__WORK TO DO__.
Retype the full set of records. Keep every character identical.

○ ○ ○ ○ ○

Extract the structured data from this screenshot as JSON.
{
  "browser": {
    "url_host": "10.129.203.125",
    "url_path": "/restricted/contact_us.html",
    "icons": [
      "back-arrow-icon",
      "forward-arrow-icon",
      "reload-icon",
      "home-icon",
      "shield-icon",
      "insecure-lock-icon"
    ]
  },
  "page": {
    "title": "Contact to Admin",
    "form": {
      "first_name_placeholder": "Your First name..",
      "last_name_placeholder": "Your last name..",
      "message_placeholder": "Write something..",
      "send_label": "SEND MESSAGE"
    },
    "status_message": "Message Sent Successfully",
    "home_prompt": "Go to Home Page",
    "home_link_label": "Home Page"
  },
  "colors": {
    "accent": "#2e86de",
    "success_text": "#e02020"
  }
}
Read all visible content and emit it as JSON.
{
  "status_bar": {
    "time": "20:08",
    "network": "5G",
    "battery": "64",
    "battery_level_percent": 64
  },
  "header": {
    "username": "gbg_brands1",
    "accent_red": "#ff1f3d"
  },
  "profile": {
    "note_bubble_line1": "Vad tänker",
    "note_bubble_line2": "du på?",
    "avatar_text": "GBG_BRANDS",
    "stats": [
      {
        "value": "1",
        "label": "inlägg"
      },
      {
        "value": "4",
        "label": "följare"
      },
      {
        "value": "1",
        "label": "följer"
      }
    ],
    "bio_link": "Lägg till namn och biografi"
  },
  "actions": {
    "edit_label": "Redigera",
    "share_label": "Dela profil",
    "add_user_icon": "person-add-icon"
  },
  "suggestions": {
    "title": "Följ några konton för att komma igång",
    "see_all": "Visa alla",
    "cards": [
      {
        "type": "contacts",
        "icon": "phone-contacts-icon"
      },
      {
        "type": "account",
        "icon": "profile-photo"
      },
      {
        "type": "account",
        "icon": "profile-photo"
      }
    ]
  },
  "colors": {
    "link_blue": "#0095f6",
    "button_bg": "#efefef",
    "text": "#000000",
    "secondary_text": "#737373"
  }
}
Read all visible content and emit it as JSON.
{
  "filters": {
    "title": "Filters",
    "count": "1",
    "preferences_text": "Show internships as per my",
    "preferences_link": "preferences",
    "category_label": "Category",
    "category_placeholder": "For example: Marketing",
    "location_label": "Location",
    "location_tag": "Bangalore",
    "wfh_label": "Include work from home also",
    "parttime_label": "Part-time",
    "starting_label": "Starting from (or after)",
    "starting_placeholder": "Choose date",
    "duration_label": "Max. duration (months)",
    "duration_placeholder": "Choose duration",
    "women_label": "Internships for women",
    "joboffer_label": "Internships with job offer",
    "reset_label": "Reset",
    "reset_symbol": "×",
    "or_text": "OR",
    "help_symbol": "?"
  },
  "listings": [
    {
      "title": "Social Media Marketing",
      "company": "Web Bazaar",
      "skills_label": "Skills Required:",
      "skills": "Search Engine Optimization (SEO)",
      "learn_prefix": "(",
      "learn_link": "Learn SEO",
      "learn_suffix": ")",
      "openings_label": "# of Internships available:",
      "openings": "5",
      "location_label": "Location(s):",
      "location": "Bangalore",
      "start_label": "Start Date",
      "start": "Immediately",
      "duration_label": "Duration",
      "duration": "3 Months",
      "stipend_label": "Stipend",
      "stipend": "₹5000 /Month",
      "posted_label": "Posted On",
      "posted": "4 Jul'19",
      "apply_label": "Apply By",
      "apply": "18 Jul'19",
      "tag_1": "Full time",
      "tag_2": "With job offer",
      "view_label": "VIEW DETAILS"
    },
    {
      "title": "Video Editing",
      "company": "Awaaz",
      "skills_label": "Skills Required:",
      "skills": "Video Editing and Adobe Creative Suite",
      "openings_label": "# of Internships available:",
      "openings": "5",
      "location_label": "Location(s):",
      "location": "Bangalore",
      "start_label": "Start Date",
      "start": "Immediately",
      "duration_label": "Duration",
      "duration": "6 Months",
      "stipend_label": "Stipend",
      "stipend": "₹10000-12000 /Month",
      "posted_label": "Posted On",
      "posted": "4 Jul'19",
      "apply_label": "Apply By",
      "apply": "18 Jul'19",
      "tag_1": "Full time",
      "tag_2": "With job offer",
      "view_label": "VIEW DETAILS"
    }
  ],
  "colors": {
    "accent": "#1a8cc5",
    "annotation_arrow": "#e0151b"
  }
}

○ ○ ○ ○ ○

__RESULT__.
Extract the structured data from this screenshot as JSON.
{
  "browser": {
    "url_host": "10.129.203.125",
    "url_path": "/restricted/contact_us.html",
    "icons": [
      "back-arrow-icon",
      "forward-arrow-icon",
      "reload-icon",
      "home-icon",
      "shield-icon",
      "insecure-lock-icon"
    ]
  },
  "page": {
    "title": "Contact to Admin",
    "form": {
      "first_name_placeholder": "Your First name..",
      "last_name_placeholder": "Your last name..",
      "message_placeholder": "Write something..",
      "send_label": "SEND MESSAGE"
    },
    "status_message": "Message Sent Successfully",
    "home_prompt": "Go to Home Page",
    "home_link_label": "Home Page"
  },
  "colors": {
    "accent": "#2e86de",
    "success_text": "#e02020"
  }
}
Read all visible content and emit it as JSON.
{
  "status_bar": {
    "time": "20:08",
    "network": "5G",
    "battery": "64",
    "battery_level_percent": 64
  },
  "header": {
    "username": "gbg_brands1",
    "accent_red": "#ff1f3d"
  },
  "profile": {
    "note_bubble_line1": "Vad tänker",
    "note_bubble_line2": "du på?",
    "avatar_text": "GBG_BRANDS",
    "stats": [
      {
        "value": "1",
        "label": "inlägg"
      },
      {
        "value": "4",
        "label": "följare"
      },
      {
        "value": "1",
        "label": "följer"
      }
    ],
    "bio_link": "Lägg till namn och biografi"
  },
  "actions": {
    "edit_label": "Redigera",
    "share_label": "Dela profil",
    "add_user_icon": "person-add-icon"
  },
  "suggestions": {
    "title": "Följ några konton för att komma igång",
    "see_all": "Visa alla",
    "cards": [
      {
        "type": "contacts",
        "icon": "phone-contacts-icon"
      },
      {
        "type": "account",
        "icon": "profile-photo"
      },
      {
        "type": "account",
        "icon": "profile-photo"
      }
    ]
  },
  "colors": {
    "link_blue": "#0095f6",
    "button_bg": "#efefef",
    "text": "#000000",
    "secondary_text": "#737373"
  }
}
Read all visible content and emit it as JSON.
{
  "filters": {
    "title": "Filters",
    "count": "1",
    "preferences_text": "Show internships as per my",
    "preferences_link": "preferences",
    "category_label": "Category",
    "category_placeholder": "For example: Marketing",
    "location_label": "Location",
    "location_tag": "Bangalore",
    "wfh_label": "Include work from home also",
    "parttime_label": "Part-time",
    "starting_label": "Starting from (or after)",
    "starting_placeholder": "Choose date",
    "duration_label": "Max. duration (months)",
    "duration_placeholder": "Choose duration",
    "women_label": "Internships for women",
    "joboffer_label": "Internships with job offer",
    "reset_label": "Reset",
    "reset_symbol": "×",
    "or_text": "OR",
    "help_symbol": "?"
  },
  "listings": [
    {
      "title": "Social Media Marketing",
      "company": "Web Bazaar",
      "skills_label": "Skills Required:",
      "skills": "Search Engine Optimization (SEO)",
      "learn_prefix": "(",
      "learn_link": "Learn SEO",
      "learn_suffix": ")",
      "openings_label": "# of Internships available:",
      "openings": "5",
      "location_label": "Location(s):",
      "location": "Bangalore",
      "start_label": "Start Date",
      "start": "Immediately",
      "duration_label": "Duration",
      "duration": "3 Months",
      "stipend_label": "Stipend",
      "stipend": "₹5000 /Month",
      "posted_label": "Posted On",
      "posted": "4 Jul'19",
      "apply_label": "Apply By",
      "apply": "18 Jul'19",
      "tag_1": "Full time",
      "tag_2": "With job offer",
      "view_label": "VIEW DETAILS"
    },
    {
      "title": "Video Editing",
      "company": "Awaaz",
      "skills_label": "Skills Required:",
      "skills": "Video Editing and Adobe Creative Suite",
      "openings_label": "# of Internships available:",
      "openings": "5",
      "location_label": "Location(s):",
      "location": "Bangalore",
      "start_label": "Start Date",
      "start": "Immediately",
      "duration_label": "Duration",
      "duration": "6 Months",
      "stipend_label": "Stipend",
      "stipend": "₹10000-12000 /Month",
      "posted_label": "Posted On",
      "posted": "4 Jul'19",
      "apply_label": "Apply By",
      "apply": "18 Jul'19",
      "tag_1": "Full time",
      "tag_2": "With job offer",
      "view_label": "VIEW DETAILS"
    }
  ],
  "colors": {
    "accent": "#1a8cc5",
    "annotation_arrow": "#e0151b"
  }
}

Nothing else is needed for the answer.